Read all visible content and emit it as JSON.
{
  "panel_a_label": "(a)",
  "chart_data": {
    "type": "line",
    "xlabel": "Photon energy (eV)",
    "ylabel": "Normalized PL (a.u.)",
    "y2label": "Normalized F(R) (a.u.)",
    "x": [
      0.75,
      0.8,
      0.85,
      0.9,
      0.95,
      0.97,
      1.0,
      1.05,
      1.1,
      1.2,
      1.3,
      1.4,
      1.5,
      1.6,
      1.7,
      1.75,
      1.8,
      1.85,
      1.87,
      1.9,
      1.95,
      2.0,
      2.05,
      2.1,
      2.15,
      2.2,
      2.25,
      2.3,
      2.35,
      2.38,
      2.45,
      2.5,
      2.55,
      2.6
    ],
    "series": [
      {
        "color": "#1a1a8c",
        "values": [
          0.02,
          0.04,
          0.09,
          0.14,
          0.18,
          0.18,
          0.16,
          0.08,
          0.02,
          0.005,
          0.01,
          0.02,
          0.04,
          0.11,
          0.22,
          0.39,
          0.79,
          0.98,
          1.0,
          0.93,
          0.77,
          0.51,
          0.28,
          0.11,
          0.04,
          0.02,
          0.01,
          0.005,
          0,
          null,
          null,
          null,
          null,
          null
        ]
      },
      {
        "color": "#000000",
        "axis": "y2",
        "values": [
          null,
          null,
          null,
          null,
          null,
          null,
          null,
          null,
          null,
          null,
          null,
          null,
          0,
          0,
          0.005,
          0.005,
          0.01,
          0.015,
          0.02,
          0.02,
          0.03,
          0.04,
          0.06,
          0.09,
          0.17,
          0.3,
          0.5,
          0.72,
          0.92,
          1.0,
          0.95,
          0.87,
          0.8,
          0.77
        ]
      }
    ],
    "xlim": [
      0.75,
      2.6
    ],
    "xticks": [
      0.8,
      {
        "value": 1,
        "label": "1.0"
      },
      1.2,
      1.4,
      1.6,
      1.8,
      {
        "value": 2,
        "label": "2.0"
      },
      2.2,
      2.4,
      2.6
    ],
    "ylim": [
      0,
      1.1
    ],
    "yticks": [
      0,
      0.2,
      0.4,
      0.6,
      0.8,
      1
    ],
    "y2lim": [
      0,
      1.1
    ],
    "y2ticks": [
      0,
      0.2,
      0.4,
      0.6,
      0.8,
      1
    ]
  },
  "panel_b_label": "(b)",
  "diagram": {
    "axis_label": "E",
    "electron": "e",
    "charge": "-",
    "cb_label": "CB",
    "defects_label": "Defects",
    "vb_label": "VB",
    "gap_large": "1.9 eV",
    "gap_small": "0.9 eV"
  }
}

Written exercise: All of the lines above need to be given again exactly.

Exercise solution:
Read all visible content and emit it as JSON.
{
  "panel_a_label": "(a)",
  "chart_data": {
    "type": "line",
    "xlabel": "Photon energy (eV)",
    "ylabel": "Normalized PL (a.u.)",
    "y2label": "Normalized F(R) (a.u.)",
    "x": [
      0.75,
      0.8,
      0.85,
      0.9,
      0.95,
      0.97,
      1.0,
      1.05,
      1.1,
      1.2,
      1.3,
      1.4,
      1.5,
      1.6,
      1.7,
      1.75,
      1.8,
      1.85,
      1.87,
      1.9,
      1.95,
      2.0,
      2.05,
      2.1,
      2.15,
      2.2,
      2.25,
      2.3,
      2.35,
      2.38,
      2.45,
      2.5,
      2.55,
      2.6
    ],
    "series": [
      {
        "color": "#1a1a8c",
        "values": [
          0.02,
          0.04,
          0.09,
          0.14,
          0.18,
          0.18,
          0.16,
          0.08,
          0.02,
          0.005,
          0.01,
          0.02,
          0.04,
          0.11,
          0.22,
          0.39,
          0.79,
          0.98,
          1.0,
          0.93,
          0.77,
          0.51,
          0.28,
          0.11,
          0.04,
          0.02,
          0.01,
          0.005,
          0,
          null,
          null,
          null,
          null,
          null
        ]
      },
      {
        "color": "#000000",
        "axis": "y2",
        "values": [
          null,
          null,
          null,
          null,
          null,
          null,
          null,
          null,
          null,
          null,
          null,
          null,
          0,
          0,
          0.005,
          0.005,
          0.01,
          0.015,
          0.02,
          0.02,
          0.03,
          0.04,
          0.06,
          0.09,
          0.17,
          0.3,
          0.5,
          0.72,
          0.92,
          1.0,
          0.95,
          0.87,
          0.8,
          0.77
        ]
      }
    ],
    "xlim": [
      0.75,
      2.6
    ],
    "xticks": [
      0.8,
      {
        "value": 1,
        "label": "1.0"
      },
      1.2,
      1.4,
      1.6,
      1.8,
      {
        "value": 2,
        "label": "2.0"
      },
      2.2,
      2.4,
      2.6
    ],
    "ylim": [
      0,
      1.1
    ],
    "yticks": [
      0,
      0.2,
      0.4,
      0.6,
      0.8,
      1
    ],
    "y2lim": [
      0,
      1.1
    ],
    "y2ticks": [
      0,
      0.2,
      0.4,
      0.6,
      0.8,
      1
    ]
  },
  "panel_b_label": "(b)",
  "diagram": {
    "axis_label": "E",
    "electron": "e",
    "charge": "-",
    "cb_label": "CB",
    "defects_label": "Defects",
    "vb_label": "VB",
    "gap_large": "1.9 eV",
    "gap_small": "0.9 eV"
  }
}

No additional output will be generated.